What the exercise asks: Count every line in the entries that follow where the word "name" appears, then state only the total.

☆ ☆ ☆ ☆

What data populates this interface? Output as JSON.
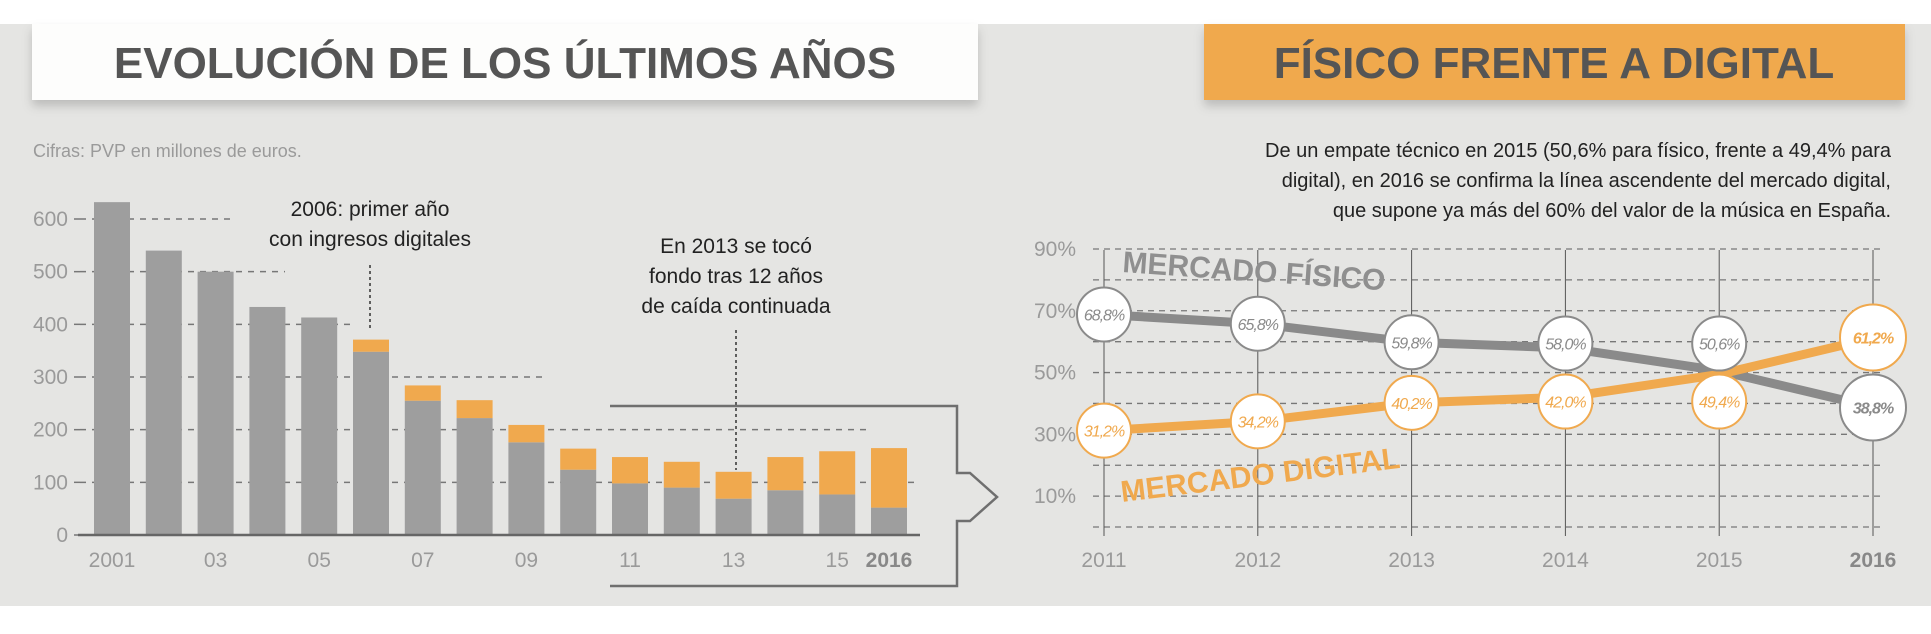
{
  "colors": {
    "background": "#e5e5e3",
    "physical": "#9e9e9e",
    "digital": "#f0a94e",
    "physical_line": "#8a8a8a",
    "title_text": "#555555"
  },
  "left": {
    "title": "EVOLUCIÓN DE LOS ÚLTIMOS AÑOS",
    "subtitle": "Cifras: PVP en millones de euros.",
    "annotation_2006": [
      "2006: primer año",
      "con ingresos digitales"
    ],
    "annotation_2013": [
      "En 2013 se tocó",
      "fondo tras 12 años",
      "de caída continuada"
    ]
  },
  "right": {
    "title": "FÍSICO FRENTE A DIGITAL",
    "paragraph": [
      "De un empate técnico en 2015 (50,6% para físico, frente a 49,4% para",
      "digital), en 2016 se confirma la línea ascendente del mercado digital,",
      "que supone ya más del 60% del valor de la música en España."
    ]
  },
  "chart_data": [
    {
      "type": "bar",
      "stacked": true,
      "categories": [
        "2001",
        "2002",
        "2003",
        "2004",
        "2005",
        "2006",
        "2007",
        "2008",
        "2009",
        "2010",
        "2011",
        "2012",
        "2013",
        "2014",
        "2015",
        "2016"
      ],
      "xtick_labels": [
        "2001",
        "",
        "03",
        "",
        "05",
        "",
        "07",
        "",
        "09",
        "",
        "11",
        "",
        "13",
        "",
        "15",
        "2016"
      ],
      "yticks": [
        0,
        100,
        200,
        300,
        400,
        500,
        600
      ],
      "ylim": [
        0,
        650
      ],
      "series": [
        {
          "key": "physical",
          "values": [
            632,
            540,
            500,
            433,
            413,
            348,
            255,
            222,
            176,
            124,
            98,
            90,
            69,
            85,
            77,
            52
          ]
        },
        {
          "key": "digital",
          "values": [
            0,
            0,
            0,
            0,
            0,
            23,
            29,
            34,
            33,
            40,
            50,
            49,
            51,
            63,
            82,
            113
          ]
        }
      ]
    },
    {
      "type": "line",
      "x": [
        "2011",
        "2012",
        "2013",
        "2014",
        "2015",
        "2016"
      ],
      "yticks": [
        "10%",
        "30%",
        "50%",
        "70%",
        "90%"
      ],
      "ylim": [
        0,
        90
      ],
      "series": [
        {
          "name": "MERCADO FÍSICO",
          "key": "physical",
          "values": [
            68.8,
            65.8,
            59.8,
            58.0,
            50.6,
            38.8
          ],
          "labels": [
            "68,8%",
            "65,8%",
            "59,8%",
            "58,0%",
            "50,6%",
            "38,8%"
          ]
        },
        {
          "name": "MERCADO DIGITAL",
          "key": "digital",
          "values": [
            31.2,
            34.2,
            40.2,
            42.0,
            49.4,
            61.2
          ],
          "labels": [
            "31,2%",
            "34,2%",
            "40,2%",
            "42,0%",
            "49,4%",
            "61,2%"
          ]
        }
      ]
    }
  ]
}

☆ ☆ ☆ ☆

Solved exercise: 2